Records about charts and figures
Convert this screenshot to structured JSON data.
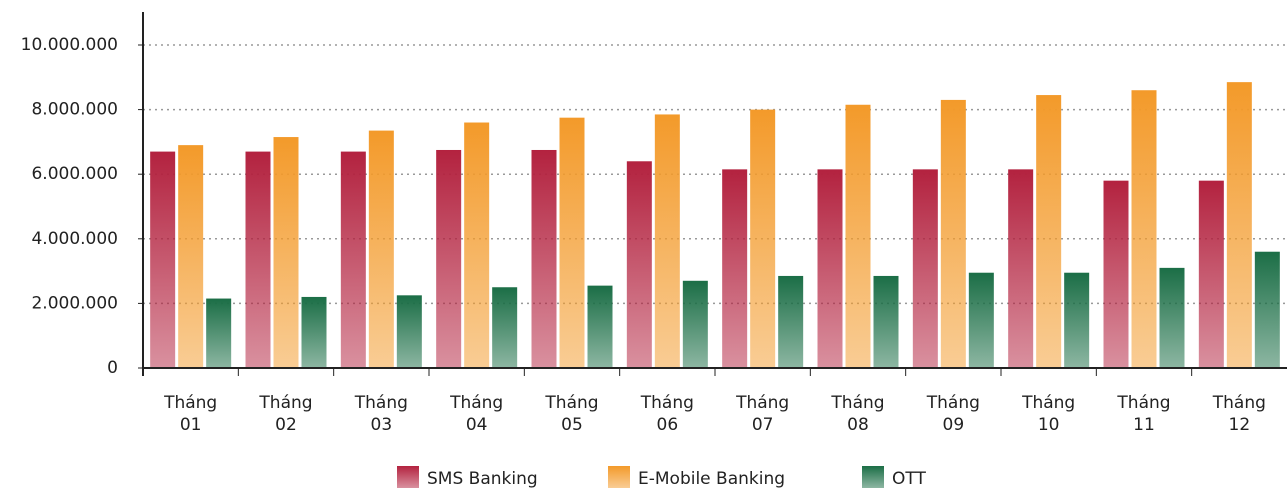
{
  "chart_data": {
    "type": "bar",
    "categories": [
      "Tháng 01",
      "Tháng 02",
      "Tháng 03",
      "Tháng 04",
      "Tháng 05",
      "Tháng 06",
      "Tháng 07",
      "Tháng 08",
      "Tháng 09",
      "Tháng 10",
      "Tháng 11",
      "Tháng 12"
    ],
    "series": [
      {
        "name": "SMS Banking",
        "color": "#b3223f",
        "values": [
          6700000,
          6700000,
          6700000,
          6750000,
          6750000,
          6400000,
          6150000,
          6150000,
          6150000,
          6150000,
          5800000,
          5800000
        ]
      },
      {
        "name": "E-Mobile Banking",
        "color": "#f39a2a",
        "values": [
          6900000,
          7150000,
          7350000,
          7600000,
          7750000,
          7850000,
          8000000,
          8150000,
          8300000,
          8450000,
          8600000,
          8850000
        ]
      },
      {
        "name": "OTT",
        "color": "#1b6e46",
        "values": [
          2150000,
          2200000,
          2250000,
          2500000,
          2550000,
          2700000,
          2850000,
          2850000,
          2950000,
          2950000,
          3100000,
          3600000
        ]
      }
    ],
    "ylim": [
      0,
      10000000
    ],
    "yticks": [
      0,
      {
        "value": 2000000,
        "label": "2.000.000"
      },
      {
        "value": 4000000,
        "label": "4.000.000"
      },
      {
        "value": 6000000,
        "label": "6.000.000"
      },
      {
        "value": 8000000,
        "label": "8.000.000"
      },
      {
        "value": 10000000,
        "label": "10.000.000"
      }
    ],
    "grid": true,
    "legend": "bottom"
  }
}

* _What is asked_
From the data above, copy out every line with the string "name" in it.

* _Output of the exercise_
        "name": "SMS Banking",
        "name": "E-Mobile Banking",
        "name": "OTT",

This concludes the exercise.